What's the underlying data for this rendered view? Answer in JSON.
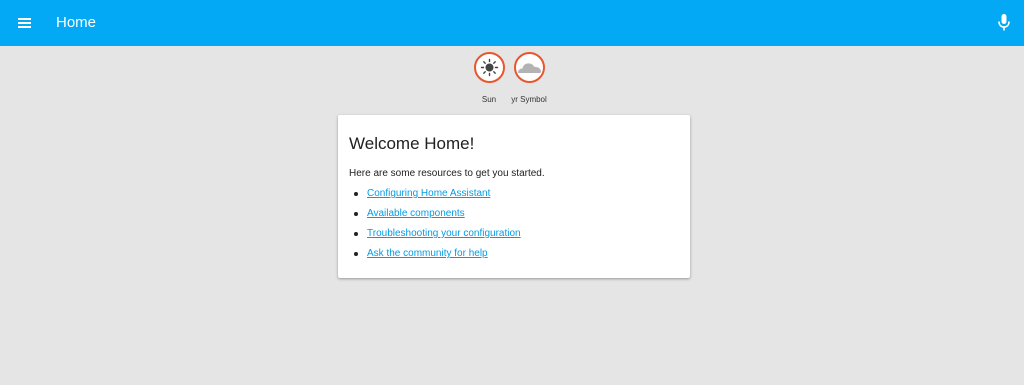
{
  "header": {
    "title": "Home",
    "menu_icon": "hamburger-menu-icon",
    "mic_icon": "microphone-icon",
    "background_color": "#03a9f4"
  },
  "badges": [
    {
      "label": "Sun",
      "icon": "sun-icon",
      "border_color": "#e8562f"
    },
    {
      "label": "yr Symbol",
      "icon": "cloud-icon",
      "border_color": "#e8562f"
    }
  ],
  "card": {
    "title": "Welcome Home!",
    "intro": "Here are some resources to get you started.",
    "links": [
      {
        "label": "Configuring Home Assistant"
      },
      {
        "label": "Available components"
      },
      {
        "label": "Troubleshooting your configuration"
      },
      {
        "label": "Ask the community for help"
      }
    ],
    "link_color": "#039be5"
  },
  "page": {
    "background_color": "#e5e5e5"
  }
}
----------
(Aim)
Print out every entry above without changing a word, and leave out the pictures.

(Task solution)
What's the underlying data for this rendered view? Answer in JSON.
{
  "header": {
    "title": "Home",
    "menu_icon": "hamburger-menu-icon",
    "mic_icon": "microphone-icon",
    "background_color": "#03a9f4"
  },
  "badges": [
    {
      "label": "Sun",
      "icon": "sun-icon",
      "border_color": "#e8562f"
    },
    {
      "label": "yr Symbol",
      "icon": "cloud-icon",
      "border_color": "#e8562f"
    }
  ],
  "card": {
    "title": "Welcome Home!",
    "intro": "Here are some resources to get you started.",
    "links": [
      {
        "label": "Configuring Home Assistant"
      },
      {
        "label": "Available components"
      },
      {
        "label": "Troubleshooting your configuration"
      },
      {
        "label": "Ask the community for help"
      }
    ],
    "link_color": "#039be5"
  },
  "page": {
    "background_color": "#e5e5e5"
  }
}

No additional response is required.